Every line that includes the word "потребителей" is to be listed.
--- Begin Data entries ---
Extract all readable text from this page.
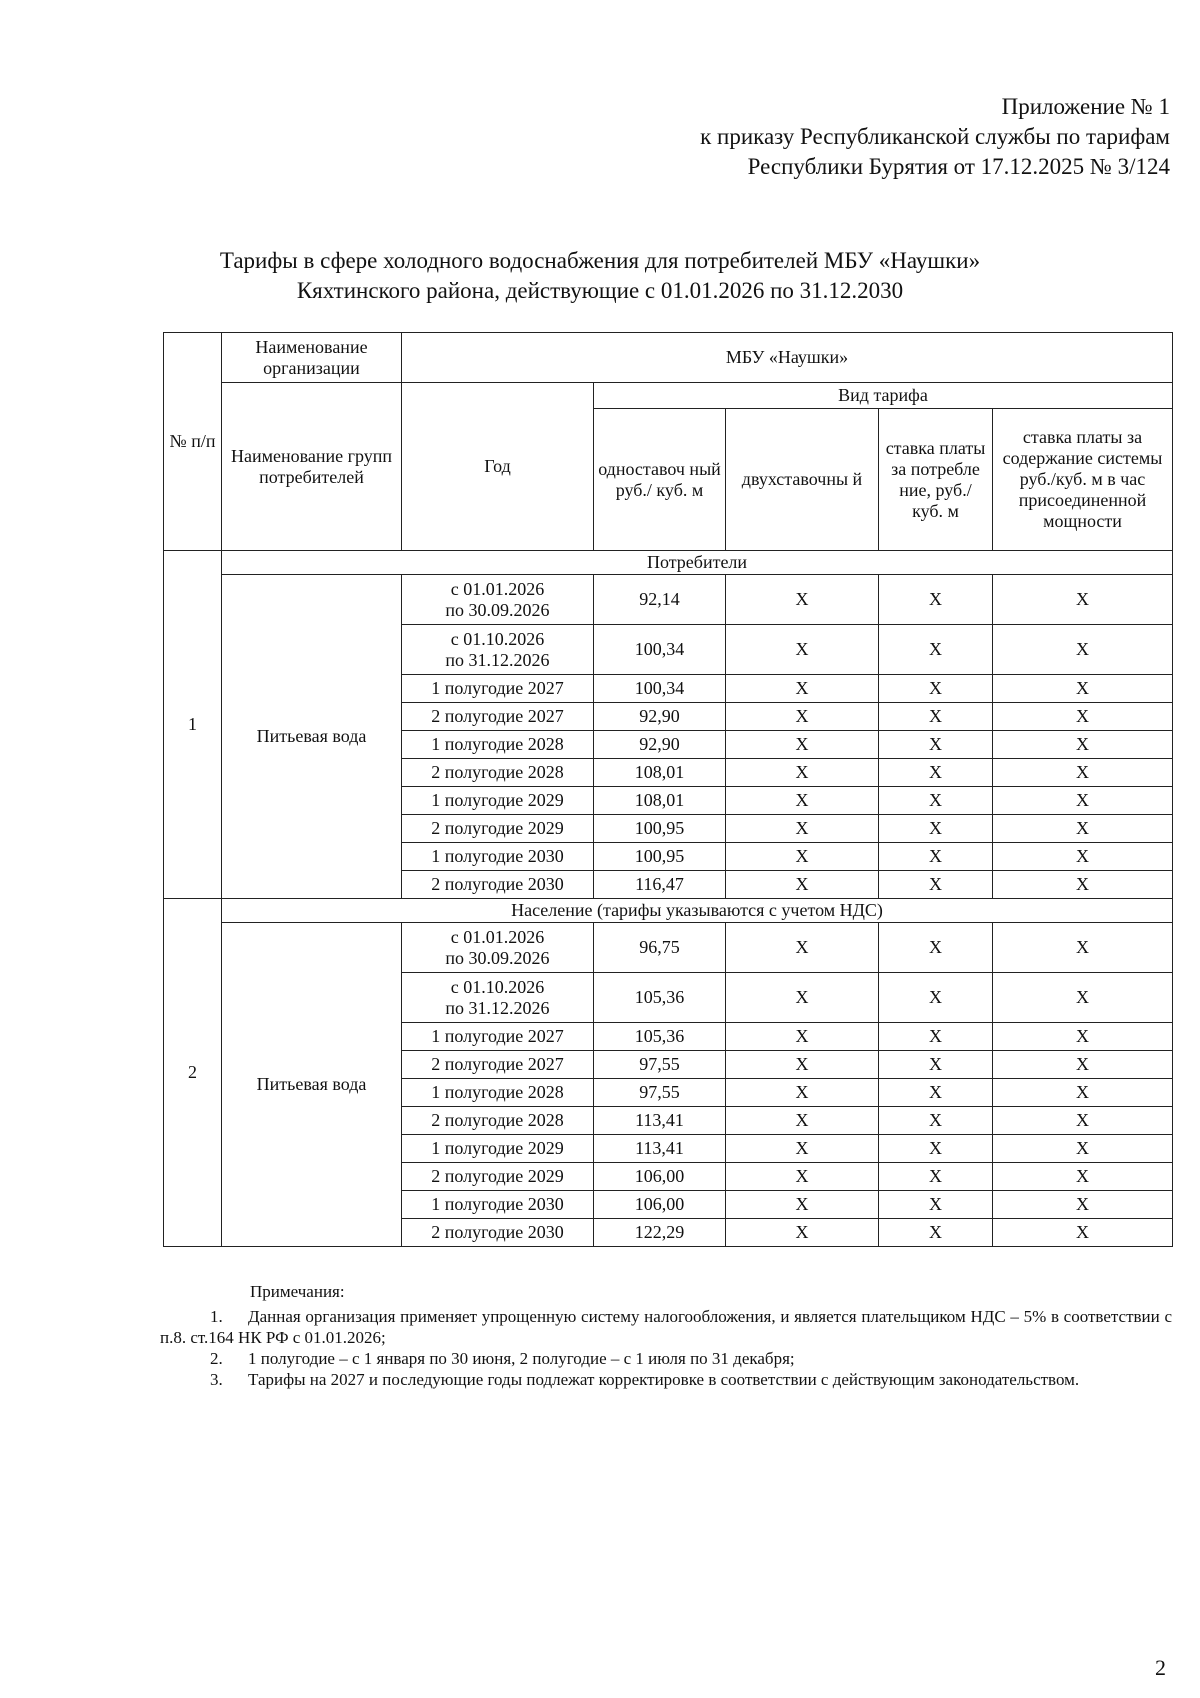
Приложение № 1
к приказу Республиканской службы по тарифам
Республики Бурятия от 17.12.2025 № 3/124
Тарифы в сфере холодного водоснабжения для потребителей МБУ «Наушки»
Кяхтинского района, действующие с 01.01.2026 по 31.12.2030
№ п/п	Наименование организации	МБУ «Наушки»				
	Наименование групп потребителей	Год	Вид тарифа			
			одноставоч ный руб./ куб. м	двухставочны й	ставка платы за потребле ние, руб./ куб. м	ставка платы за содержание системы руб./куб. м в час присоединенной мощности
1	Потребители					
	Питьевая вода	с 01.01.2026
по 30.09.2026	92,14	X	X	X

		с 01.10.2026
по 31.12.2026	100,34	X	X	X

		1 полугодие 2027	100,34	X	X	X

		2 полугодие 2027	92,90	X	X	X

		1 полугодие 2028	92,90	X	X	X

		2 полугодие 2028	108,01	X	X	X

		1 полугодие 2029	108,01	X	X	X

		2 полугодие 2029	100,95	X	X	X

		1 полугодие 2030	100,95	X	X	X

		2 полугодие 2030	116,47	X	X	X
2	Население (тарифы указываются с учетом НДС)					
	Питьевая вода	с 01.01.2026
по 30.09.2026	96,75	X	X	X

		с 01.10.2026
по 31.12.2026	105,36	X	X	X

		1 полугодие 2027	105,36	X	X	X

		2 полугодие 2027	97,55	X	X	X

		1 полугодие 2028	97,55	X	X	X

		2 полугодие 2028	113,41	X	X	X

		1 полугодие 2029	113,41	X	X	X

		2 полугодие 2029	106,00	X	X	X

		1 полугодие 2030	106,00	X	X	X

		2 полугодие 2030	122,29	X	X	X

Примечания:

1. Данная организация применяет упрощенную систему налогообложения, и является плательщиком НДС – 5% в соответствии с п.8. ст.164 НК РФ с 01.01.2026;

2. 1 полугодие – с 1 января по 30 июня, 2 полугодие – с 1 июля по 31 декабря;

3. Тарифы на 2027 и последующие годы подлежат корректировке в соответствии с действующим законодательством.

2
--- End Data entries ---
=== Task response ===
Тарифы в сфере холодного водоснабжения для потребителей МБУ «Наушки»
	Наименование групп потребителей	Год	Вид тарифа			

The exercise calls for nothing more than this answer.